■ INSTRUCTIONS TO FOLLOW ■
Render the text of every record below as a JSON list of strings, with one string per line and no blank lines. Leave the pictures out.

Start of RECORDS FOR THIS TASK

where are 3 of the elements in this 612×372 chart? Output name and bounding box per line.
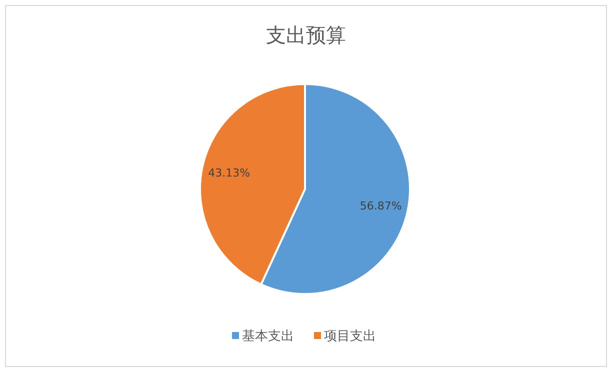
legend-label: 项目支出 [324,329,376,344]
legend-label: 基本支出 [242,329,294,344]
title: 支出预算 [266,23,346,47]
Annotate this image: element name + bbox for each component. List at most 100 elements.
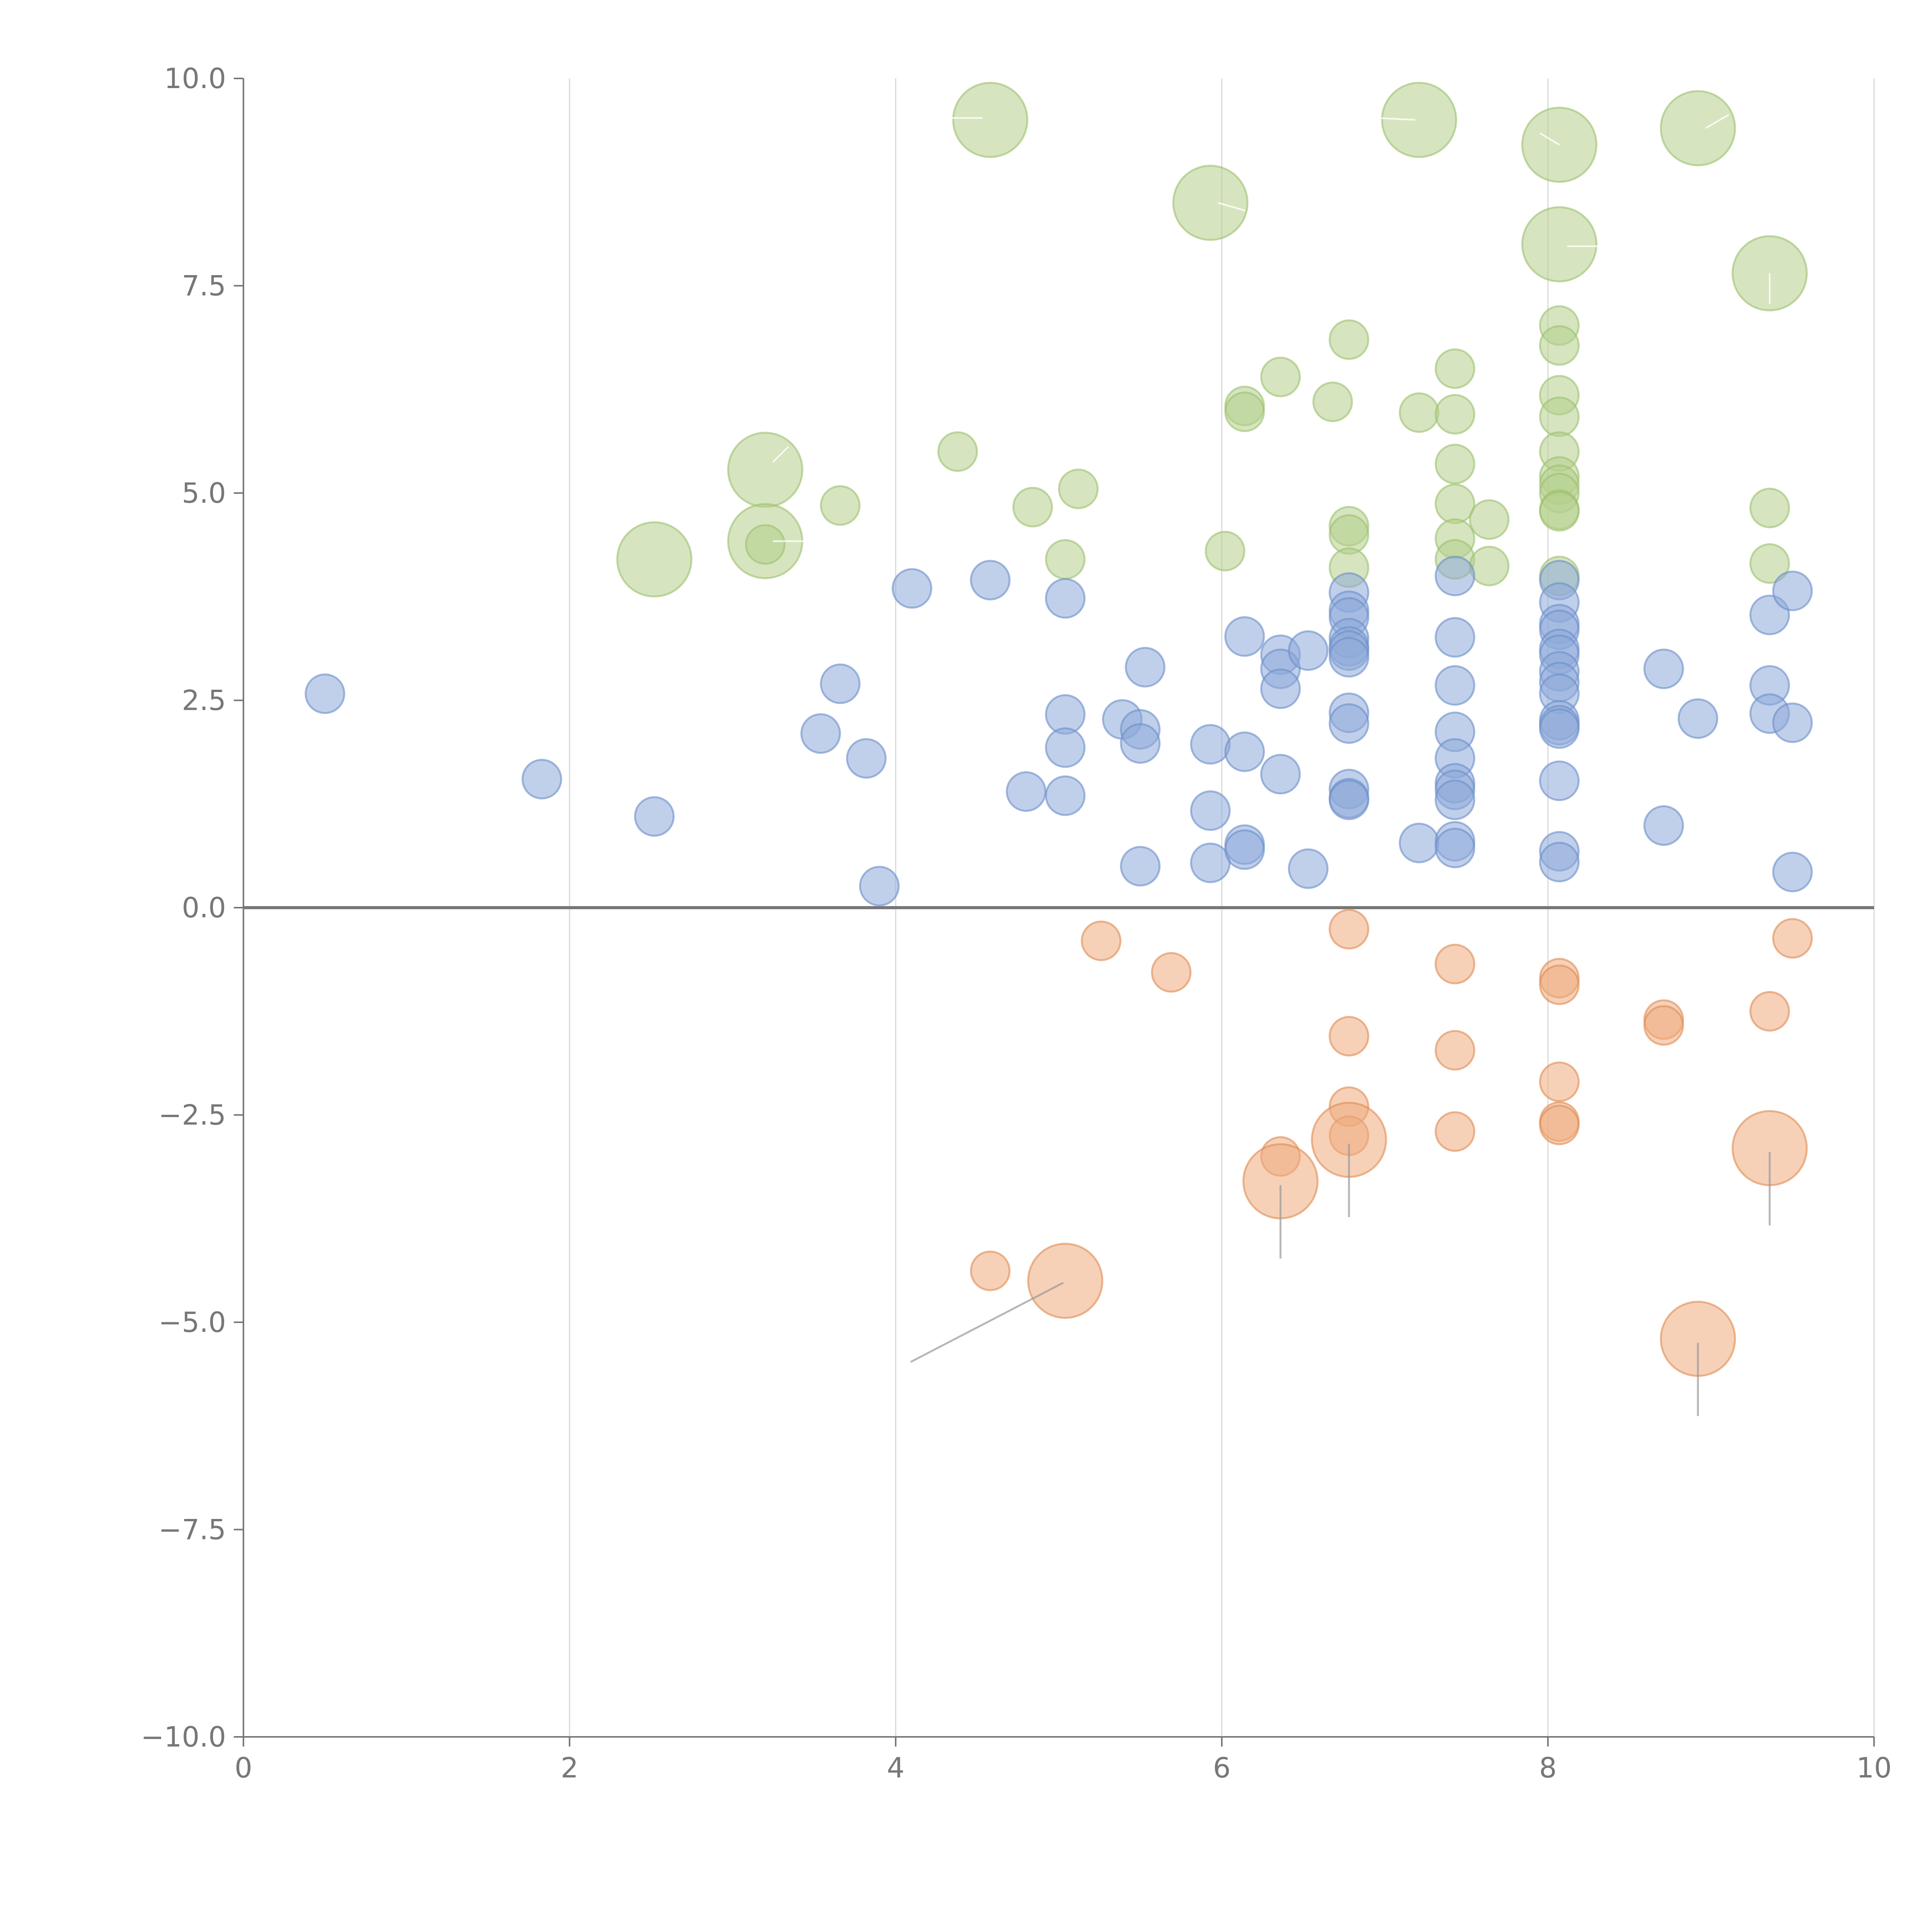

End of RECORDS FOR THIS TASK

■ WORKED SOLUTION ■
[
  "where are 3 of the elements in this 612×372 chart? Output name and bounding box per line.",
  "legend-label: 项目支出 [324,329,376,344]",
  "legend-label: 基本支出 [242,329,294,344]",
  "title: 支出预算 [266,23,346,47]",
  "Annotate this image: element name + bbox for each component. List at most 100 elements."
]